Source text:
◇ ◇ ◇ ◇ ◇ ◇ ◇
In my career, I have always felt that customer research has been good therapy for my hubris. If we truly listen to customers it forces us to question our own ideas and course correct. Strong ideas and preconceptions fall by the wayside and are replaced by customer feedback. Of course, research often supports our preconceptions and helps us confirm that we are on track. But in my opinion the more interesting learning happens when research bursts our bubbles.


Just to give a few examples from hundreds of dozens of times I burst my bubble over the years... when we were designing new BART train cars (the Fleet of the Future) we were excited about a custom bicycle rack we were designing that was similar to a transit bike rack used in Copenhagen and early mockups seemed promising when we tested them with bicyclists. But when we did final testing on the final prototype cars, a majority of bicyclists told us that they found them hard to use and preferred a simple horizontal bar mounted on the wall that they could bungee or strap their bike to, even if it meant stacking multiple bikes together. We double-checked the research to make sure it was accurate and switched to the new design despite our emotional investment in the Copenhagen style racks. It was hard to swallow, but on the bright side the new design weighed less, which slightly reduces the energy required to run the trains!

Original Fleet of the Future bike rack
Original Fleet of the Future bike rack
Revised Fleet of the Future bike rack
Revised Fleet of the Future bike rack

As another example, I can think of multiple times that customer research burst my bubble about the appeal of a brand position or brand tag line. Sometimes a tag line speaks to you and connects with your values and emotions but doesn't speak to the average transit rider. Many times I wanted to focus the transit brand on its environmental benefits, only to have the research tell me that only 15% or so of riders shared my passion for the environment. A majority care about the environment but not enough to change how they travel. You can imagine that this was difficult to hear, but it was important to listen to this feedback so I could be as effective as possible in marketing transit (which ultimately helps the environment). Anyway, as a result of the research, while we used environmental appeals when targeting smaller market niches that were receptive to eco appeals, we did not often use eco appeals for the mass market.


Of course, bursting bubbles is not for everyone. You will find that many of your colleagues will hold on to deeply held ideas even when confronted with conflicting information from customer research. As Paul Simon wrote in the lyrics for The Boxer in 1969: "A man hears what he wants to hear and disregards the rest..."


I have seen many instances over the years where people will even incorrectly quote research results that they have bent to comport with their own ideas. They cared enough to quote the research (albeit incorrectly) because they wanted to portray themselves as customer centric, but they were filtering the results to match their pre-existing gut feeling instead of opening themselves up to learn something new. And I would be remiss if I did not acknowledge that there are rare luminaries like Steve Jobs that had an uncanny intuitive understanding of customer wants and needs even before research picked up on the latest trends. So if you feel you are in the same class as Steve Jobs, feel free to disregard this blog post....


But if you're not the next Steve Jobs, mindset matters when it comes to research consumption. Part of developing a CX culture is to improve how we consume research by developing a mindset of really listening without filters. This will maximize learning and CX success. That's not to say that customer research is always right. There are times when the research methodology is faulty. Maybe the sample is not random, inclusive, or representative. Maybe the questions are biased. It's fair to scrutinize the research but we need to be careful about dismissing it outright just because it bursts our bubble.
◇ ◇ ◇ ◇ ◇ ◇ ◇
Structured page parsing data

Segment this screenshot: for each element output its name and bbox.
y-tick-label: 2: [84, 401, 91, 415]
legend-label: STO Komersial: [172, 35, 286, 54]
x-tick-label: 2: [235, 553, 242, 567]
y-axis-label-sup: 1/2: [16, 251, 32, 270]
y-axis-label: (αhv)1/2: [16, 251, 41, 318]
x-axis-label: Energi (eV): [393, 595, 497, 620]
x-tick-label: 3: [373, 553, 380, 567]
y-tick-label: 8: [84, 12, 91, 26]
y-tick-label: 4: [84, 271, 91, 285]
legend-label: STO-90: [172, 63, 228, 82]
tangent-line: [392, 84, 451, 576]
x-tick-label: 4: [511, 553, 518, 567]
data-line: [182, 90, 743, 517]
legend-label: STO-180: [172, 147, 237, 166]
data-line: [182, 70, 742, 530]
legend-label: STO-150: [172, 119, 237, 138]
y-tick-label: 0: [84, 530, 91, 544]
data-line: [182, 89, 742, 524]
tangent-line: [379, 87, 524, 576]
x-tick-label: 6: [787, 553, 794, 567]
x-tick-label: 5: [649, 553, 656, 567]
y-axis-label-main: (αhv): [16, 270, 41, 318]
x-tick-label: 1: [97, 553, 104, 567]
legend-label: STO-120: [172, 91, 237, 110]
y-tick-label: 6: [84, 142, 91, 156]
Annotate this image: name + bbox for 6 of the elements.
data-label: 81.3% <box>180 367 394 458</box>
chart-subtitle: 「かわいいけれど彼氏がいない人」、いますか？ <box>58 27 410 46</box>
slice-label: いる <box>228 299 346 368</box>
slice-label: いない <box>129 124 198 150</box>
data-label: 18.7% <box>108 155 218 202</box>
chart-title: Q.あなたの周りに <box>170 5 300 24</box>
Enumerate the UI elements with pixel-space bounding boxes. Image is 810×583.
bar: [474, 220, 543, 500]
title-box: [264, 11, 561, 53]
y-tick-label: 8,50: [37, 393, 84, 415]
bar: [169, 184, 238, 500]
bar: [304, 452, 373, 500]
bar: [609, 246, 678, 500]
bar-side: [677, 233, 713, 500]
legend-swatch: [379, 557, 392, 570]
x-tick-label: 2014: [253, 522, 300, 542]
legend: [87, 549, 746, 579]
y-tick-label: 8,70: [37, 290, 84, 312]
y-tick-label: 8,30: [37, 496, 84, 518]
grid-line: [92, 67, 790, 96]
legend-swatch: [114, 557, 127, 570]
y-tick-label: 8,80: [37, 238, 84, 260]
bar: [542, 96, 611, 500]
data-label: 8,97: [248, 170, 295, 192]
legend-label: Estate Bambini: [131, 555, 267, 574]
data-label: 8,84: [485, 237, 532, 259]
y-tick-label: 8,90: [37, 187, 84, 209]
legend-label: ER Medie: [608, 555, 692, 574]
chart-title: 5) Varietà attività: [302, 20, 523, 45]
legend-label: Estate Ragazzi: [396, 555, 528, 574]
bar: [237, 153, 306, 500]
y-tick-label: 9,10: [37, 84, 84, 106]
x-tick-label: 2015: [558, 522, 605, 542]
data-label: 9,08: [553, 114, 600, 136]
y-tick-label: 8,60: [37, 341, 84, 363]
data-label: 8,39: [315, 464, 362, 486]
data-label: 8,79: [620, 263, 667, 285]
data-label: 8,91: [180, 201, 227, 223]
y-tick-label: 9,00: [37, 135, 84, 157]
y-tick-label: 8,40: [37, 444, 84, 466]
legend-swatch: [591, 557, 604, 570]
◇ ◇ ◇ ◇ ◇ ◇ ◇
Work to be completed:
Rewrite the passage on customer research starting with "In my career, I" and going on through "bursts our bubbles.", with "hubris" changed to "pride".

Solution below:
In my career, I have always felt that customer research has been good therapy for my pride. If we truly listen to customers it forces us to question our own ideas and course correct. Strong ideas and preconceptions fall by the wayside and are replaced by customer feedback. Of course, research often supports our preconceptions and helps us confirm that we are on track. But in my opinion the more interesting learning happens when research bursts our bubbles.